--- Task description ---
Only the lines from the one holding "What data populates" to the end should be retyped, exactly, with both ends included and no pictures.

Data excerpts

+++

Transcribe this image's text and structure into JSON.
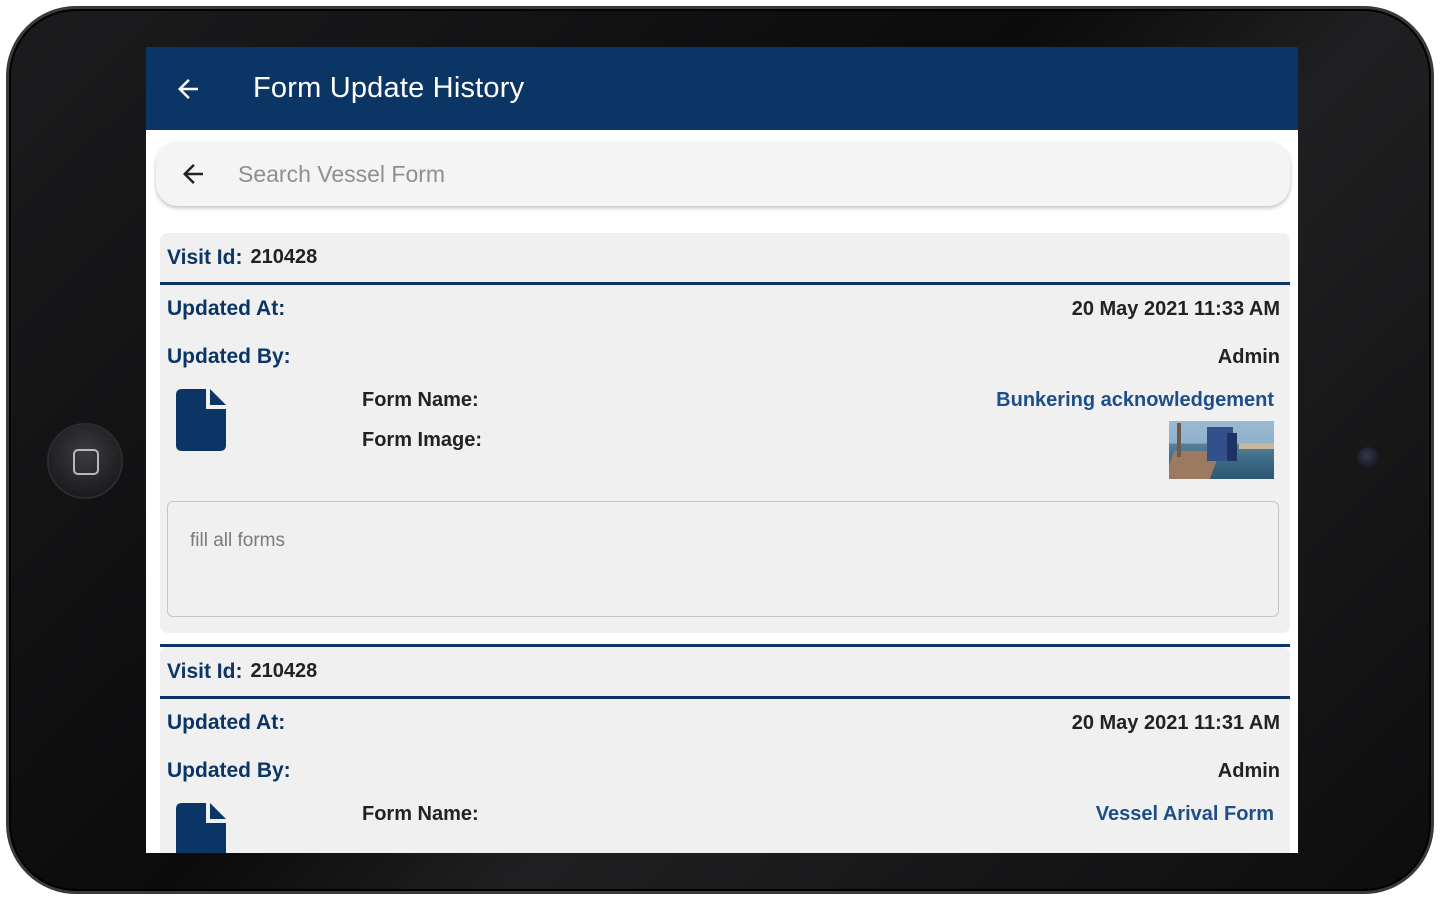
{
  "header": {
    "title": "Form Update History"
  },
  "search": {
    "placeholder": "Search Vessel Form"
  },
  "labels": {
    "visit_id": "Visit Id:",
    "updated_at": "Updated At:",
    "updated_by": "Updated By:",
    "form_name": "Form Name:",
    "form_image": "Form Image:"
  },
  "records": [
    {
      "visit_id": "210428",
      "updated_at": "20 May 2021 11:33 AM",
      "updated_by": "Admin",
      "form_name": "Bunkering acknowledgement",
      "remarks": "fill all forms"
    },
    {
      "visit_id": "210428",
      "updated_at": "20 May 2021 11:31 AM",
      "updated_by": "Admin",
      "form_name": "Vessel Arival Form"
    }
  ],
  "colors": {
    "primary": "#0b3565",
    "link": "#1d4e89",
    "card_bg": "#f0f0f0"
  },
  "icons": [
    "arrow-back-icon",
    "document-icon"
  ]
}
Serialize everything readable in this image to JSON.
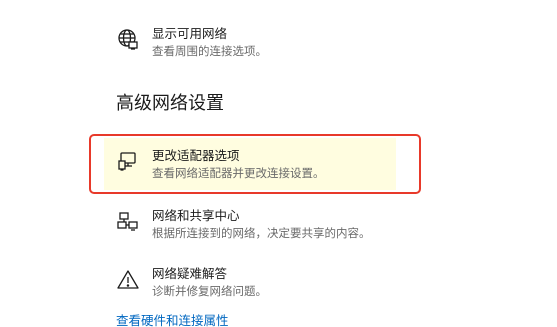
{
  "items": [
    {
      "icon": "globe-network-icon",
      "title": "显示可用网络",
      "desc": "查看周围的连接选项。"
    },
    {
      "icon": "monitor-adapter-icon",
      "title": "更改适配器选项",
      "desc": "查看网络适配器并更改连接设置。"
    },
    {
      "icon": "network-sharing-icon",
      "title": "网络和共享中心",
      "desc": "根据所连接到的网络，决定要共享的内容。"
    },
    {
      "icon": "warning-triangle-icon",
      "title": "网络疑难解答",
      "desc": "诊断并修复网络问题。"
    }
  ],
  "section": {
    "title": "高级网络设置"
  },
  "link": {
    "label": "查看硬件和连接属性"
  },
  "colors": {
    "highlight_border": "#e8392a",
    "highlight_bg": "#fffde0",
    "link": "#0067c0"
  }
}
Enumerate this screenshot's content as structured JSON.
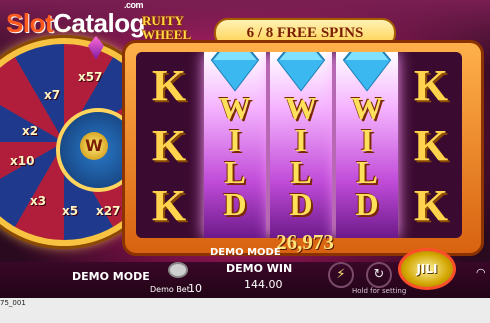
{
  "watermark": {
    "slot": "Slot",
    "catalog": "Catalog",
    "com": ".com"
  },
  "game_logo": {
    "line1": "RUITY",
    "line2": "WHEEL"
  },
  "free_spins": {
    "label": "6 / 8 FREE SPINS"
  },
  "wheel": {
    "labels": [
      "x57",
      "x7",
      "x2",
      "x10",
      "x3",
      "x5",
      "x27"
    ],
    "center": "W"
  },
  "reels": {
    "left_symbols": [
      "K",
      "K",
      "K"
    ],
    "right_symbols": [
      "K",
      "K",
      "K"
    ],
    "wild_letters": [
      "W",
      "I",
      "L",
      "D"
    ]
  },
  "win_amount": "26,973",
  "demo_mode_top": "DEMO MODE",
  "bottom": {
    "demo_mode": "DEMO MODE",
    "demo_bet_label": "Demo Bet",
    "demo_bet_value": "10",
    "demo_win_label": "DEMO WIN",
    "demo_win_value": "144.00",
    "hold_text": "Hold for setting",
    "spin_label": "JILI"
  },
  "footer_id": "75_001",
  "colors": {
    "accent": "#ffd34d",
    "banner": "#ffd04a",
    "wild": "#c04bd8"
  }
}
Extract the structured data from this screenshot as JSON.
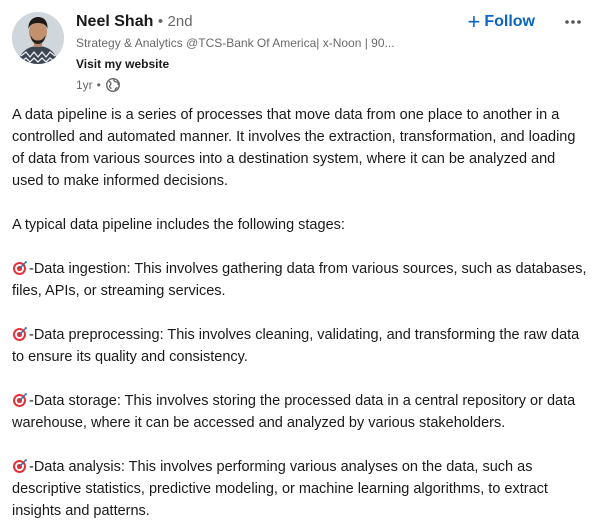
{
  "author": {
    "name": "Neel Shah",
    "separator": "•",
    "degree": "2nd",
    "headline": "Strategy & Analytics @TCS-Bank Of America| x-Noon | 90...",
    "website_link": "Visit my website",
    "age": "1yr",
    "meta_separator": "•"
  },
  "actions": {
    "follow_plus": "+",
    "follow_label": "Follow",
    "more_icon": "more-horizontal-icon"
  },
  "post": {
    "intro": "A data pipeline is a series of processes that move data from one place to another in a controlled and automated manner. It involves the extraction, transformation, and loading of data from various sources into a destination system, where it can be analyzed and used to make informed decisions.",
    "stages_intro": "A typical data pipeline includes the following stages:",
    "stages": [
      {
        "text": "-Data ingestion: This involves gathering data from various sources, such as databases, files, APIs, or streaming services."
      },
      {
        "text": "-Data preprocessing: This involves cleaning, validating, and transforming the raw data to ensure its quality and consistency."
      },
      {
        "text": "-Data storage: This involves storing the processed data in a central repository or data warehouse, where it can be accessed and analyzed by various stakeholders."
      },
      {
        "text": "-Data analysis: This involves performing various analyses on the data, such as descriptive statistics, predictive modeling, or machine learning algorithms, to extract insights and patterns."
      }
    ],
    "bullet_icon": "direct-hit-target-icon"
  },
  "colors": {
    "accent": "#0a66c2",
    "text_primary": "#191919",
    "text_secondary": "#666666"
  }
}
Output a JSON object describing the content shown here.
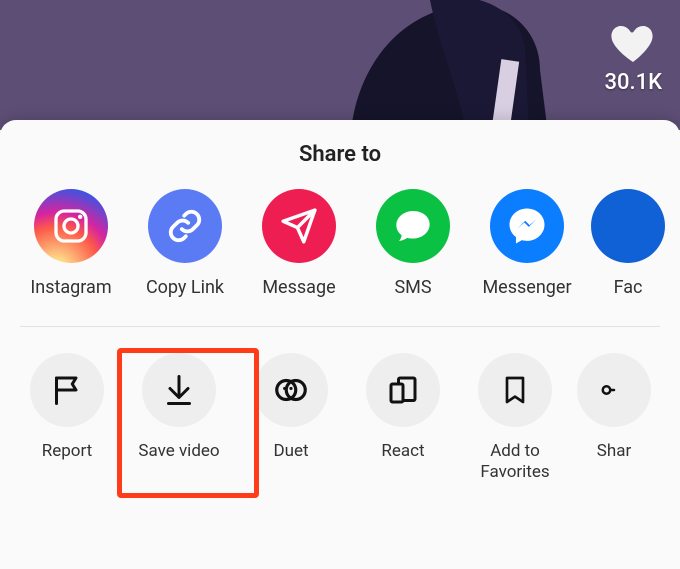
{
  "like_count": "30.1K",
  "sheet": {
    "title": "Share to",
    "share_items": [
      {
        "label": "Instagram"
      },
      {
        "label": "Copy Link"
      },
      {
        "label": "Message"
      },
      {
        "label": "SMS"
      },
      {
        "label": "Messenger"
      },
      {
        "label": "Fac"
      }
    ],
    "action_items": [
      {
        "label": "Report"
      },
      {
        "label": "Save video"
      },
      {
        "label": "Duet"
      },
      {
        "label": "React"
      },
      {
        "label": "Add to Favorites"
      },
      {
        "label": "Shar"
      }
    ]
  },
  "highlighted_action_index": 1
}
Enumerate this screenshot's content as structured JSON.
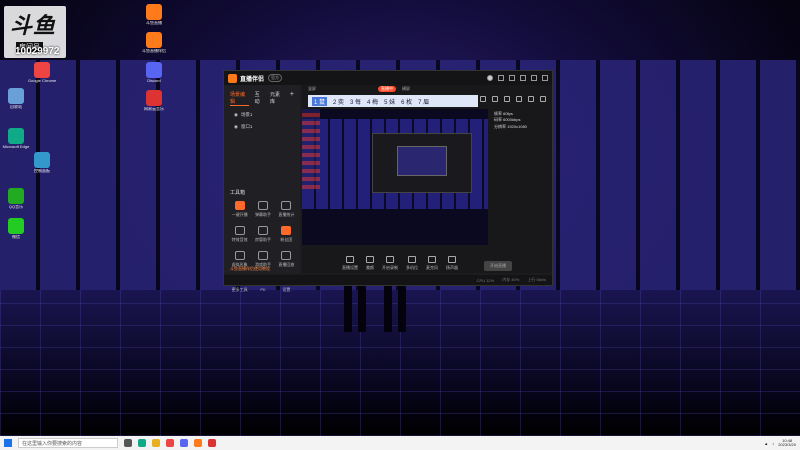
{
  "desktop": {
    "room_label": "房间号",
    "room_number": "10029972",
    "logo_text": "斗鱼",
    "icons": [
      {
        "label": "回收站",
        "color": "#6aa0d8"
      },
      {
        "label": "Google Chrome",
        "color": "#e44"
      },
      {
        "label": "斗鱼直播",
        "color": "#ff7a1a"
      },
      {
        "label": "斗鱼直播伴侣",
        "color": "#ff7a1a"
      },
      {
        "label": "Discord",
        "color": "#5865f2"
      },
      {
        "label": "网易云音乐",
        "color": "#d33"
      },
      {
        "label": "Microsoft Edge",
        "color": "#1a8"
      },
      {
        "label": "QQ音乐",
        "color": "#2a2"
      },
      {
        "label": "微信",
        "color": "#2c2"
      },
      {
        "label": "控制面板",
        "color": "#39c"
      }
    ]
  },
  "app": {
    "title": "直播伴侣",
    "version": "官方",
    "left_tabs": [
      "场景编辑",
      "互动",
      "元素库"
    ],
    "scenes": [
      "场景1",
      "窗口1"
    ],
    "tools_title": "工具箱",
    "tools": [
      "一键开播",
      "弹幕助手",
      "直播统计",
      "特效音效",
      "房管助手",
      "粉丝团",
      "虚拟形象",
      "游戏助手",
      "直播回放",
      "更多工具",
      "PK",
      "设置"
    ],
    "tip": "斗鱼直播伴侣使用教程",
    "main_tabs": [
      "竖屏",
      "直播中",
      "横屏"
    ],
    "ime": [
      "1 鼠",
      "2 奕",
      "3 每",
      "4 梅",
      "5 妹",
      "6 枚",
      "7 眉"
    ],
    "info_lines": [
      "帧率 60fps",
      "码率 6000kbps",
      "分辨率 1920x1080"
    ],
    "bottom_tools": [
      "直播设置",
      "美颜",
      "开启录制",
      "多机位",
      "麦克风",
      "扬声器"
    ],
    "start_button": "开始直播",
    "status": [
      "CPU 12%",
      "内存 40%",
      "上行 0kb/s"
    ]
  },
  "taskbar": {
    "search_placeholder": "在这里输入你要搜索的内容",
    "time": "10:48",
    "date": "2023/3/20"
  }
}
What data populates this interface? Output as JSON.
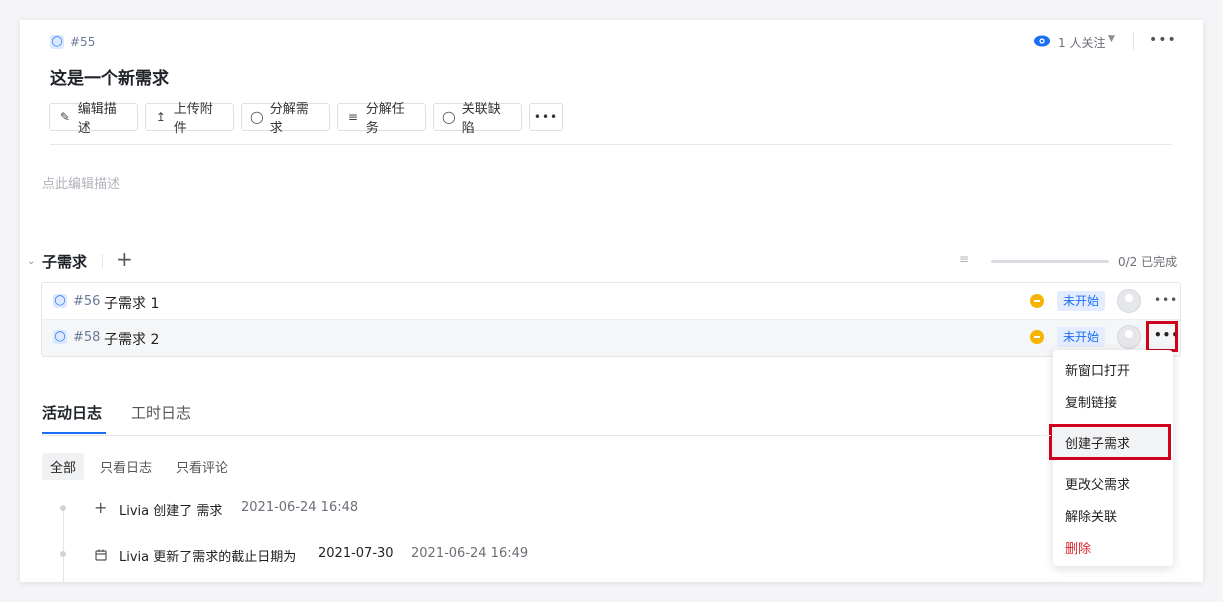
{
  "header": {
    "item_id": "#55",
    "title": "这是一个新需求",
    "followers_label": "1 人关注",
    "eye_icon": "eye-icon",
    "more_icon": "more-horizontal-icon"
  },
  "toolbar": {
    "buttons": [
      {
        "label": "编辑描述",
        "icon": "pencil-icon"
      },
      {
        "label": "上传附件",
        "icon": "upload-icon"
      },
      {
        "label": "分解需求",
        "icon": "bulb-icon"
      },
      {
        "label": "分解任务",
        "icon": "task-list-icon"
      },
      {
        "label": "关联缺陷",
        "icon": "bug-icon"
      }
    ],
    "more_icon": "more-horizontal-icon"
  },
  "description": {
    "placeholder": "点此编辑描述"
  },
  "children": {
    "title": "子需求",
    "progress_label": "0/2 已完成",
    "progress_done": 0,
    "progress_total": 2,
    "items": [
      {
        "id": "#56",
        "name": "子需求 1",
        "status": "未开始"
      },
      {
        "id": "#58",
        "name": "子需求 2",
        "status": "未开始"
      }
    ]
  },
  "context_menu": {
    "items": [
      "新窗口打开",
      "复制链接",
      "创建子需求",
      "更改父需求",
      "解除关联",
      "删除"
    ]
  },
  "activity": {
    "tabs": [
      "活动日志",
      "工时日志"
    ],
    "active_tab": "活动日志",
    "filters": [
      "全部",
      "只看日志",
      "只看评论"
    ],
    "active_filter": "全部",
    "logs": [
      {
        "icon": "plus-icon",
        "text": "Livia 创建了 需求",
        "time": "2021-06-24 16:48"
      },
      {
        "icon": "calendar-icon",
        "text": "Livia 更新了需求的截止日期为",
        "value": "2021-07-30",
        "time": "2021-06-24 16:49"
      }
    ]
  },
  "colors": {
    "accent": "#1b6ef3",
    "status_pending": "#f5b400",
    "highlight": "#d0021b",
    "danger": "#e3242b"
  }
}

+++

--- Full solution ---
What data populates this interface? Output as JSON.
{
  "header": {
    "item_id": "#55",
    "title": "这是一个新需求",
    "followers_label": "1 人关注",
    "eye_icon": "eye-icon",
    "more_icon": "more-horizontal-icon"
  },
  "toolbar": {
    "buttons": [
      {
        "label": "编辑描述",
        "icon": "pencil-icon"
      },
      {
        "label": "上传附件",
        "icon": "upload-icon"
      },
      {
        "label": "分解需求",
        "icon": "bulb-icon"
      },
      {
        "label": "分解任务",
        "icon": "task-list-icon"
      },
      {
        "label": "关联缺陷",
        "icon": "bug-icon"
      }
    ],
    "more_icon": "more-horizontal-icon"
  },
  "description": {
    "placeholder": "点此编辑描述"
  },
  "children": {
    "title": "子需求",
    "progress_label": "0/2 已完成",
    "progress_done": 0,
    "progress_total": 2,
    "items": [
      {
        "id": "#56",
        "name": "子需求 1",
        "status": "未开始"
      },
      {
        "id": "#58",
        "name": "子需求 2",
        "status": "未开始"
      }
    ]
  },
  "context_menu": {
    "items": [
      "新窗口打开",
      "复制链接",
      "创建子需求",
      "更改父需求",
      "解除关联",
      "删除"
    ]
  },
  "activity": {
    "tabs": [
      "活动日志",
      "工时日志"
    ],
    "active_tab": "活动日志",
    "filters": [
      "全部",
      "只看日志",
      "只看评论"
    ],
    "active_filter": "全部",
    "logs": [
      {
        "icon": "plus-icon",
        "text": "Livia 创建了 需求",
        "time": "2021-06-24 16:48"
      },
      {
        "icon": "calendar-icon",
        "text": "Livia 更新了需求的截止日期为",
        "value": "2021-07-30",
        "time": "2021-06-24 16:49"
      }
    ]
  },
  "colors": {
    "accent": "#1b6ef3",
    "status_pending": "#f5b400",
    "highlight": "#d0021b",
    "danger": "#e3242b"
  }
}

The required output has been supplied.